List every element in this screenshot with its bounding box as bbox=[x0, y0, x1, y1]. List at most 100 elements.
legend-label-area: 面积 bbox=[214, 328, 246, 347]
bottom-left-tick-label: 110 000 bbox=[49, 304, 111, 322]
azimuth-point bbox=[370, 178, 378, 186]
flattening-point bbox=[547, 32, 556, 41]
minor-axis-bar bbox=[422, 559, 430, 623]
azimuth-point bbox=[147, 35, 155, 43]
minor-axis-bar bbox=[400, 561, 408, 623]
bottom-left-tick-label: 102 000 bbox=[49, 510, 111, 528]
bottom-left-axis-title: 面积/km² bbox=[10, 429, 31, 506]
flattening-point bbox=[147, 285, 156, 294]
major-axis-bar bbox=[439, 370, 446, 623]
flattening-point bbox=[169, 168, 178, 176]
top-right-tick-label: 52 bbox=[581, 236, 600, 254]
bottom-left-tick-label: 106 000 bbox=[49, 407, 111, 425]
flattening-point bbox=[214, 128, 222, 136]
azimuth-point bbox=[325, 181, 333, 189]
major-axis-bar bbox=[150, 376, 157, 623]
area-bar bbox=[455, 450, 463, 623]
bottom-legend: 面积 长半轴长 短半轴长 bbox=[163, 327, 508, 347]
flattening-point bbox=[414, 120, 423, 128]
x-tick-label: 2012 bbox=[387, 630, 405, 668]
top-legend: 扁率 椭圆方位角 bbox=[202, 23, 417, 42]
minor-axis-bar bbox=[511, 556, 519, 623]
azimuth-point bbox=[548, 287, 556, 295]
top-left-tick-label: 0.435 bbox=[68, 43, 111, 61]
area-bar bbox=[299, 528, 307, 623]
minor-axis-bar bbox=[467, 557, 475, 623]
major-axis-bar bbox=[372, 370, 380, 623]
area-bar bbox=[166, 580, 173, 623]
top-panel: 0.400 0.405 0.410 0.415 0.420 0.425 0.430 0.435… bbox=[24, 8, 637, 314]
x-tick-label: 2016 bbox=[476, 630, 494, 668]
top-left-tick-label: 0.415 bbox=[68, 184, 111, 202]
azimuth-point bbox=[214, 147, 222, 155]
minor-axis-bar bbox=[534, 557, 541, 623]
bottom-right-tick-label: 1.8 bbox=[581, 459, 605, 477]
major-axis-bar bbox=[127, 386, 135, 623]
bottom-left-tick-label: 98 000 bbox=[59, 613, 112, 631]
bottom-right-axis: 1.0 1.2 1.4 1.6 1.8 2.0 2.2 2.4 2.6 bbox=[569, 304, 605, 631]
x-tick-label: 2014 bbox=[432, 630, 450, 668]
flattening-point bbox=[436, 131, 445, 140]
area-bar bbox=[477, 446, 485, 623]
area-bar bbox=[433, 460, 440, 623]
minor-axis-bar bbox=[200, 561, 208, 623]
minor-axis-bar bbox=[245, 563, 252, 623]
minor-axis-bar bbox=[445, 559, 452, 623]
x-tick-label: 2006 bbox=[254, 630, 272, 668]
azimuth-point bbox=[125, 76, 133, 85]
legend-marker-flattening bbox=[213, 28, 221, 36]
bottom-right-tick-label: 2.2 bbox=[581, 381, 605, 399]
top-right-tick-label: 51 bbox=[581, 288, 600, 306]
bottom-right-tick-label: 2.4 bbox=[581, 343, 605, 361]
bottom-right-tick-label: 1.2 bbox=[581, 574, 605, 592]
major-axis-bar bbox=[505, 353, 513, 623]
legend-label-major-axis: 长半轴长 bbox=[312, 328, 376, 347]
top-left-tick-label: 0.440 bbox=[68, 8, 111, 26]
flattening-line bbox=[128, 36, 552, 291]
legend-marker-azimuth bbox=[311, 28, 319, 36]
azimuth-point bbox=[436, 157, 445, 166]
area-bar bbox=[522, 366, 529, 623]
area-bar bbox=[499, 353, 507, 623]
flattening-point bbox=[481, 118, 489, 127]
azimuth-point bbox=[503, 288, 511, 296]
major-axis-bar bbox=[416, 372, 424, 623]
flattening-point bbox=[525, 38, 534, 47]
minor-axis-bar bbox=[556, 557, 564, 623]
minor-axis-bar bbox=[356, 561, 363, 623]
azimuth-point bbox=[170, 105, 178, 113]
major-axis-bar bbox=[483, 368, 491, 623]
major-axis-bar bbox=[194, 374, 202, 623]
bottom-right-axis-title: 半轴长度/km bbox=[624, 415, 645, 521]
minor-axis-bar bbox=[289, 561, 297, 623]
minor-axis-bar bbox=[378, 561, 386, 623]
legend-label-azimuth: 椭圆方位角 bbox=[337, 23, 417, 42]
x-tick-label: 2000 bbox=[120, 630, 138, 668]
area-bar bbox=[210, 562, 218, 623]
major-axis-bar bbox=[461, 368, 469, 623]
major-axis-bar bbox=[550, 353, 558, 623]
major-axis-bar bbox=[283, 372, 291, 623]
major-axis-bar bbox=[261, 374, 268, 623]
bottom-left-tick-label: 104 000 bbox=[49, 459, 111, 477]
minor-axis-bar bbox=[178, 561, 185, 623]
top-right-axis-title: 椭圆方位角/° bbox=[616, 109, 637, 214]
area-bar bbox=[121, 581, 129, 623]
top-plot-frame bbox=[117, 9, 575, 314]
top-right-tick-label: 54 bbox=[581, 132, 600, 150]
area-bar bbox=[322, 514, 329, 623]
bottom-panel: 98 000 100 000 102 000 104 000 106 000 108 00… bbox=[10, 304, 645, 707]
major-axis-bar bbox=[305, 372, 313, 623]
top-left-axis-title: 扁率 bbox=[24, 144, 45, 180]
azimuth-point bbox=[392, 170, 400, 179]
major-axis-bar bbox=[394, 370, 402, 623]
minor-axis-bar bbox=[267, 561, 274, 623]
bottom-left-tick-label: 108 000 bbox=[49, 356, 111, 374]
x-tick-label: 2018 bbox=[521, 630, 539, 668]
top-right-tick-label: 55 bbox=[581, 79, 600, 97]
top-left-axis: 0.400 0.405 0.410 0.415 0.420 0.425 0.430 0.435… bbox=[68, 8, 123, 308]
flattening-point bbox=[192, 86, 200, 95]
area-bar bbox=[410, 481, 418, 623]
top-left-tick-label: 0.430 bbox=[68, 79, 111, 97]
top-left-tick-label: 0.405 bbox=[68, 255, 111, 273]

-=-=-=-=-

WHAT NEEDS TO BE DONE
Copy the data from its first line through the line containing "flattening-point bbox=[214, 128, 222, 136]", keeping both of those lines and everything between them unchanged.

CORRECT OUTPUT
List every element in this screenshot with its bounding box as bbox=[x0, y0, x1, y1]. List at most 100 elements.
legend-label-area: 面积 bbox=[214, 328, 246, 347]
bottom-left-tick-label: 110 000 bbox=[49, 304, 111, 322]
azimuth-point bbox=[370, 178, 378, 186]
flattening-point bbox=[547, 32, 556, 41]
minor-axis-bar bbox=[422, 559, 430, 623]
azimuth-point bbox=[147, 35, 155, 43]
minor-axis-bar bbox=[400, 561, 408, 623]
bottom-left-tick-label: 102 000 bbox=[49, 510, 111, 528]
bottom-left-axis-title: 面积/km² bbox=[10, 429, 31, 506]
flattening-point bbox=[147, 285, 156, 294]
major-axis-bar bbox=[439, 370, 446, 623]
flattening-point bbox=[169, 168, 178, 176]
top-right-tick-label: 52 bbox=[581, 236, 600, 254]
bottom-left-tick-label: 106 000 bbox=[49, 407, 111, 425]
flattening-point bbox=[214, 128, 222, 136]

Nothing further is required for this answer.